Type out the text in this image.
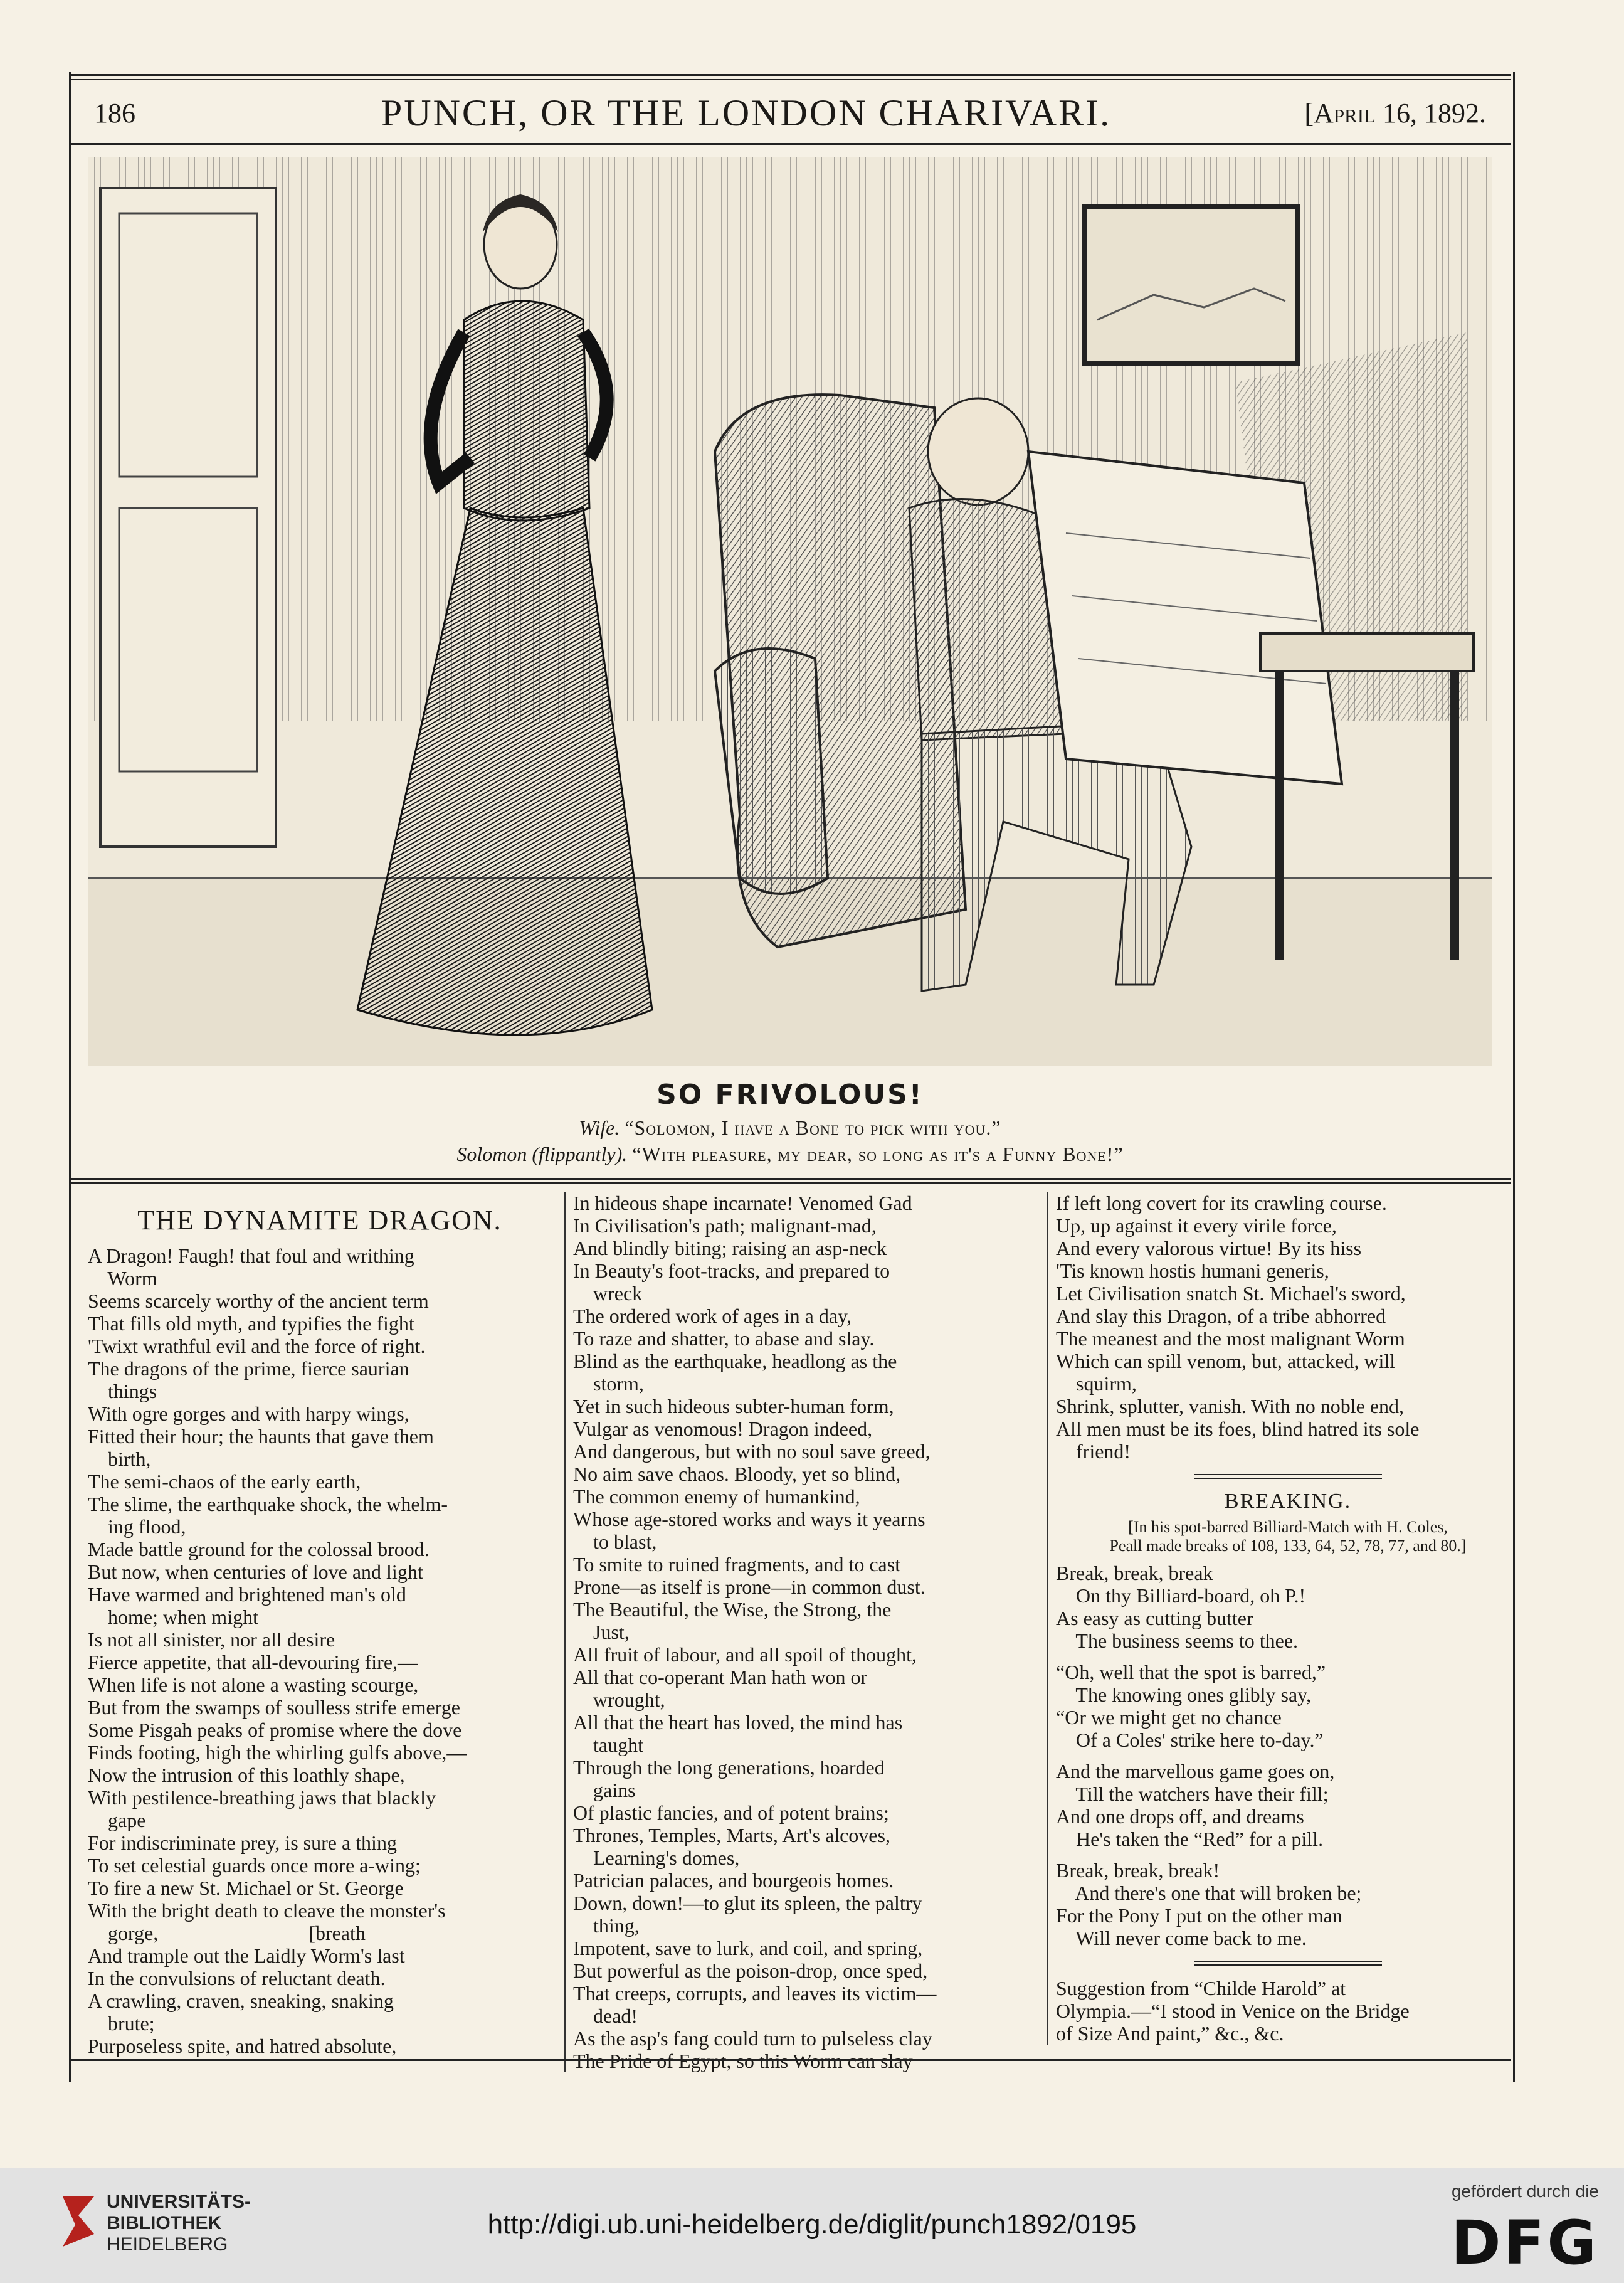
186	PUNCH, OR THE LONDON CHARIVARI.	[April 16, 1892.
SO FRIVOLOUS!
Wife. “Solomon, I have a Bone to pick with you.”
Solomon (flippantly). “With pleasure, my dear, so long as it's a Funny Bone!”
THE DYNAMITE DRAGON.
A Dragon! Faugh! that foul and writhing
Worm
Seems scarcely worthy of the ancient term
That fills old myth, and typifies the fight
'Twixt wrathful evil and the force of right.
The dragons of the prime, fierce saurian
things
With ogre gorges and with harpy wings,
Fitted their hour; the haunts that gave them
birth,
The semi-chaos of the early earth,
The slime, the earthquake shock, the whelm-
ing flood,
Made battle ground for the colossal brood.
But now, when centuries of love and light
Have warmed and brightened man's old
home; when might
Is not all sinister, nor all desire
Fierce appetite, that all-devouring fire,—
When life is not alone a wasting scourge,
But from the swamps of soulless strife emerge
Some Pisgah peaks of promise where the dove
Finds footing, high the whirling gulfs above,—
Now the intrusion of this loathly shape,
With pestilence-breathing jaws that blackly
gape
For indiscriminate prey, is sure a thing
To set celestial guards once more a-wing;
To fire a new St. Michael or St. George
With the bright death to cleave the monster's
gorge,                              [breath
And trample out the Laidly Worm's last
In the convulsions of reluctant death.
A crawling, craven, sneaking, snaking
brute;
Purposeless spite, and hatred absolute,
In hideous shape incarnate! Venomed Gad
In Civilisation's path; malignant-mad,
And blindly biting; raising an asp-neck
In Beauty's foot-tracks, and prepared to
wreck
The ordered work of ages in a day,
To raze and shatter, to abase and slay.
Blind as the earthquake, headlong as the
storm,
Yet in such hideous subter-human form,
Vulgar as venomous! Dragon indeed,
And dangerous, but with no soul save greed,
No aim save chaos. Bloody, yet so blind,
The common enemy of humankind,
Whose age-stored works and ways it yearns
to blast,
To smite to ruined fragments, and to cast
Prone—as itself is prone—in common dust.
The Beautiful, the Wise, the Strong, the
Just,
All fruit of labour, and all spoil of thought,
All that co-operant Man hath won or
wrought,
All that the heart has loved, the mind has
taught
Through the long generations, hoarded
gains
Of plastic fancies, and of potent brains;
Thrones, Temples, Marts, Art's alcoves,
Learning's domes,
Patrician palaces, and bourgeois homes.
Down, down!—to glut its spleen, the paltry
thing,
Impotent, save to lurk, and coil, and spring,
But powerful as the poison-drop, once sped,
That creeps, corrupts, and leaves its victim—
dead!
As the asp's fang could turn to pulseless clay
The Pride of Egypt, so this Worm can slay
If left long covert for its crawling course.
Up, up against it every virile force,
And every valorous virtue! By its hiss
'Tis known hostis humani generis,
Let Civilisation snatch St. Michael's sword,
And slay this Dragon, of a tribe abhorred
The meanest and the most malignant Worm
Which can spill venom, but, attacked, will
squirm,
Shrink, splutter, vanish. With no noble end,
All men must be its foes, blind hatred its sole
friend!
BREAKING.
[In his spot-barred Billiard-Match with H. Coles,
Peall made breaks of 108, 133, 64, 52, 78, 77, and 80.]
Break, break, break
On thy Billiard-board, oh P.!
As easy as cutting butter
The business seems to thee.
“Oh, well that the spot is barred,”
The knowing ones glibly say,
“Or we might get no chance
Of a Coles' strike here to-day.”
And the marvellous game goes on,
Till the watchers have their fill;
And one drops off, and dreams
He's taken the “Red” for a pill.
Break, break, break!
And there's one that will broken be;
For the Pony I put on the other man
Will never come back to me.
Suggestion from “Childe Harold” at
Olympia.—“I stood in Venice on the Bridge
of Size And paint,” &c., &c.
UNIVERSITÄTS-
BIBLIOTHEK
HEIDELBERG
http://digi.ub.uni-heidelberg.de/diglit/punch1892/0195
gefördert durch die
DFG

▶ Stated problem
Read the entries and show each line that mentions "their".

▶ Answer to this task
Fitted their hour; the haunts that gave them
Till the watchers have their fill;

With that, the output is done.